== TEXT PASSAGE ==
Kubernetes Dashboard with multi-node Kubernetes on a laptop.
The Kubernetes web based dashboard can make it easy to see the health and activity in your Kubernetes container environment. I'l show you how to run the Kubernetes monitoring dashboard on a local multi-node cluster using this guide. All this work was done on a local machine and not in a cloud environment.
The Kubernetes container orchestration environment is primarily command line and API based. They do have a graphical dashboard that can be used to surf through your Kubernetes cluster, the deployments and other information. The dashboard is not difficult to install but it does have a few hidden corners.
Topology
We're going to run a 3 worker node Kubernetes cluster. We'll deploy 6 replicant copies of Nginx into the cluster along with the dashboard components. Note that the dashboard installs agents into each of the nodes.

== SHORT TASK 1 ==
In the entries, swap "height-tick-label" for "altitude-tick-label" across the stretch from the first entry line through the line containing "height-tick-label: 0 bbox=[1328, 1253, 1340, 1278]", and return only those lines with everything else unchanged.

== DATA SUPPLIED ==
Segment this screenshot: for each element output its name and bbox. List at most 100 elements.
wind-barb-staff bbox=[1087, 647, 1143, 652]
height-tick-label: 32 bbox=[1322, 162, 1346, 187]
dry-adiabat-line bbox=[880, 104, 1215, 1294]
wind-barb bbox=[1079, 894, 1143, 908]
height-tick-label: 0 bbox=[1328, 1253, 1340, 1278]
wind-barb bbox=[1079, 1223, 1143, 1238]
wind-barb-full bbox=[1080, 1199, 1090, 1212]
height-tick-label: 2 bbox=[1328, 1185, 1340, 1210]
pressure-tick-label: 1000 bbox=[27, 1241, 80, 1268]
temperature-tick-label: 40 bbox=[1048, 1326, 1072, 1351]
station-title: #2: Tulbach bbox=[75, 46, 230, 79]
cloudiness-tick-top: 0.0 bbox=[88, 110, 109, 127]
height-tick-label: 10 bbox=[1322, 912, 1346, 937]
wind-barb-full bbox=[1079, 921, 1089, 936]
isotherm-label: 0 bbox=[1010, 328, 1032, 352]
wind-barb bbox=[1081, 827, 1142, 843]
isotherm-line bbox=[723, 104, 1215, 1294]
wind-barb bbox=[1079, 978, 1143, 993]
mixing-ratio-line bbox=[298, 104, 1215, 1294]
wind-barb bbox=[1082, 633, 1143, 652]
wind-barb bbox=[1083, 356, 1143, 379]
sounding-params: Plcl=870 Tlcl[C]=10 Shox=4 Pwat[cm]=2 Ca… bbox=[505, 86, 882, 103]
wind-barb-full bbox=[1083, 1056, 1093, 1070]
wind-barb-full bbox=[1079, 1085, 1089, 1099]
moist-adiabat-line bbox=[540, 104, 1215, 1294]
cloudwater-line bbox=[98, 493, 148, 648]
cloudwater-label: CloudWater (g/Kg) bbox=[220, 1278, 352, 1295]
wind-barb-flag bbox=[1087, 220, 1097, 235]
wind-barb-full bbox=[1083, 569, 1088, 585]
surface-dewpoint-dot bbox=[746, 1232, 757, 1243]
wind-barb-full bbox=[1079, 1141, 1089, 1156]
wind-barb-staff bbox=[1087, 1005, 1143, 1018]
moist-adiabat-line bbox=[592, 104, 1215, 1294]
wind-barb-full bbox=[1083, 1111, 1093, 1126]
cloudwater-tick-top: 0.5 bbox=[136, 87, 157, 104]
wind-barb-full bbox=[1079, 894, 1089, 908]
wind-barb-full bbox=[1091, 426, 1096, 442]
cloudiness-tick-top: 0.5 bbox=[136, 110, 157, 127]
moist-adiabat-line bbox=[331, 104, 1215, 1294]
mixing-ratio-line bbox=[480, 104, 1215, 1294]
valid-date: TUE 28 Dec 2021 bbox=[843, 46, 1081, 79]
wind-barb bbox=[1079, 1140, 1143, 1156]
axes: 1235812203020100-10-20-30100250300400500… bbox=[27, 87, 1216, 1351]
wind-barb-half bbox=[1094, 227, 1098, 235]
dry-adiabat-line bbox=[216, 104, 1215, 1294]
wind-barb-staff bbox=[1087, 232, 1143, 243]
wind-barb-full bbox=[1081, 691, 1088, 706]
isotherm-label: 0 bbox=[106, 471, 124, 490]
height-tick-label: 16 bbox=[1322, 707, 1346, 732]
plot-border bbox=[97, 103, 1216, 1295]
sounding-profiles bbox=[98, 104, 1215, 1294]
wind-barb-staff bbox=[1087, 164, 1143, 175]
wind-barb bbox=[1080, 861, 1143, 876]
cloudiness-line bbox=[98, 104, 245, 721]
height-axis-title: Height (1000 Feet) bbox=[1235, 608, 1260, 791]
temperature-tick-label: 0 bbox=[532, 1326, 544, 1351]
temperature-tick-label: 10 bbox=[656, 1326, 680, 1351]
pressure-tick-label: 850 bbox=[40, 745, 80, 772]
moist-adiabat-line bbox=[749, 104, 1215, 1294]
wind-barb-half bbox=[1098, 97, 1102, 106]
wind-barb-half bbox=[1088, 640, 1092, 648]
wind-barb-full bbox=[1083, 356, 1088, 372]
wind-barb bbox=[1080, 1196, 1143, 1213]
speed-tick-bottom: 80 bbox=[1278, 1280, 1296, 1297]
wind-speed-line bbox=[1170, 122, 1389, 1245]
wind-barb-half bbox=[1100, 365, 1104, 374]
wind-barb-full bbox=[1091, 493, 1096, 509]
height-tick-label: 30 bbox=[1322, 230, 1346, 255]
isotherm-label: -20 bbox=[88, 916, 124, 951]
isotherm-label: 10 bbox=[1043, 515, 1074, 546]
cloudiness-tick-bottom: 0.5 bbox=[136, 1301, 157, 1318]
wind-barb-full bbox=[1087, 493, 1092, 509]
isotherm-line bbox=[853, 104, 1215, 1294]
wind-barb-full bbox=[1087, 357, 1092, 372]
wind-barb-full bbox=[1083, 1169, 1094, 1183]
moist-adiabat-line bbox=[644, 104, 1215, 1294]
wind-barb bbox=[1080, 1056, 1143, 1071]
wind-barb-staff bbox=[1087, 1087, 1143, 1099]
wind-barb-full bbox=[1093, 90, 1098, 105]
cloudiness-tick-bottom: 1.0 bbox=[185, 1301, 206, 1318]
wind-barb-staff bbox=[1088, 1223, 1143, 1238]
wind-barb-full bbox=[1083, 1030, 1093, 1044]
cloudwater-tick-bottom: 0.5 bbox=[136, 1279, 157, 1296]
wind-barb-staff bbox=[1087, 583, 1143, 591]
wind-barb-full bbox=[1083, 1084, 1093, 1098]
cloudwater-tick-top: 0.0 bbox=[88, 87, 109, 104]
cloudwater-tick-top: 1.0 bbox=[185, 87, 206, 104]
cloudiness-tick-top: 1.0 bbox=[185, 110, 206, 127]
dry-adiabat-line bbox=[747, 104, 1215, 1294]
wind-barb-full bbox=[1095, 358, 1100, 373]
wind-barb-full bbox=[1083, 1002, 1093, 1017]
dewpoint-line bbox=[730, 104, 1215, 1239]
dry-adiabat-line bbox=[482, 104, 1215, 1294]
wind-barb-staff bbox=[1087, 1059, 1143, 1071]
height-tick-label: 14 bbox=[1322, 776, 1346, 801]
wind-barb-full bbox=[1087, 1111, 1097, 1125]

== SHORT TASK 2 ==
Extend the passage on running the Kubernetes Dashboard on a multi-node laptop cluster, picking up right after its final sentence.

== ANSWER 1 ==
Segment this screenshot: for each element output its name and bbox. List at most 100 elements.
wind-barb-staff bbox=[1087, 647, 1143, 652]
altitude-tick-label: 32 bbox=[1322, 162, 1346, 187]
dry-adiabat-line bbox=[880, 104, 1215, 1294]
wind-barb bbox=[1079, 894, 1143, 908]
altitude-tick-label: 0 bbox=[1328, 1253, 1340, 1278]

== ANSWER 2 ==
Video
Install Docker, Kubernetes, and Kind. Then deploy containers
You must have Docker and Kubernetes installed. You get more interesting information if you have at least one application deployed. This walk-through creates a Multi-node Kubernetes cluster on a single machine with Docker-in-Docker. You can do all of this with fewer steps using Docker Desktop and its Kubernetes integration. That would give you a single-node Kubernetes cluster.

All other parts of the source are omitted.